What is needed
Transcribe the material exactly. Images do not belong in the copy.

The data
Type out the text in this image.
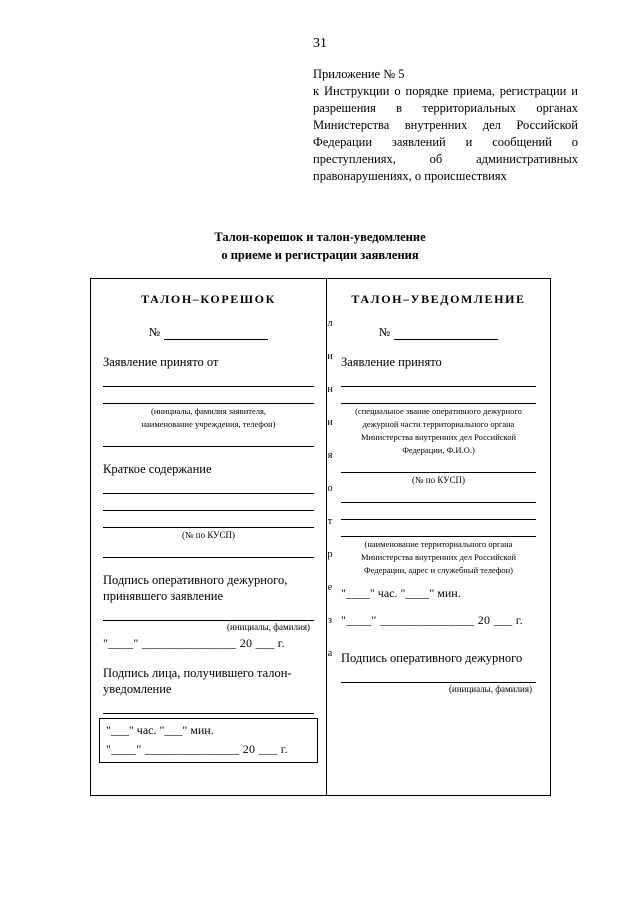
31
Приложение № 5
к Инструкции о порядке приема, регистрации и разрешения в территориальных органах Министерства внутренних дел Российской Федерации заявлений и сообщений о преступлениях, об административных правонарушениях, о происшествиях
Талон-корешок и талон-уведомление
о приеме и регистрации заявления
ТАЛОН–КОРЕШОК
№
Заявление принято от
(инициалы, фамилия заявителя,
наименование учреждения, телефон)
Краткое содержание
(№ по КУСП)
Подпись оперативного дежурного,
принявшего заявление
(инициалы, фамилия)
"____" _______________ 20 ___ г.
Подпись лица, получившего талон-
уведомление
"___" час. "___" мин.
"____" _______________ 20 ___ г.
ТАЛОН–УВЕДОМЛЕНИЕ
№
Заявление принято
(специальное звание оперативного дежурного
дежурной части территориального органа
Министерства внутренних дел Российской
Федерации, Ф.И.О.)
(№ по КУСП)
(наименование территориального органа
Министерства внутренних дел Российской
Федерации, адрес и служебный телефон)
"____" час. "____" мин.
"____" _______________ 20 ___ г.
Подпись оперативного дежурного
(инициалы, фамилия)
л
и
н
и
я
о
т
р
е
з
а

Written answer
Type out the text in this image.
31
Приложение № 5
к Инструкции о порядке приема, регистрации и разрешения в территориальных органах Министерства внутренних дел Российской Федерации заявлений и сообщений о преступлениях, об административных правонарушениях, о происшествиях
Талон-корешок и талон-уведомление
о приеме и регистрации заявления
ТАЛОН–КОРЕШОК
№
Заявление принято от
(инициалы, фамилия заявителя,
наименование учреждения, телефон)
Краткое содержание
(№ по КУСП)
Подпись оперативного дежурного,
принявшего заявление
(инициалы, фамилия)
"____" _______________ 20 ___ г.
Подпись лица, получившего талон-
уведомление
"___" час. "___" мин.
"____" _______________ 20 ___ г.
ТАЛОН–УВЕДОМЛЕНИЕ
№
Заявление принято
(специальное звание оперативного дежурного
дежурной части территориального органа
Министерства внутренних дел Российской
Федерации, Ф.И.О.)
(№ по КУСП)
(наименование территориального органа
Министерства внутренних дел Российской
Федерации, адрес и служебный телефон)
"____" час. "____" мин.
"____" _______________ 20 ___ г.
Подпись оперативного дежурного
(инициалы, фамилия)
л
и
н
и
я
о
т
р
е
з
а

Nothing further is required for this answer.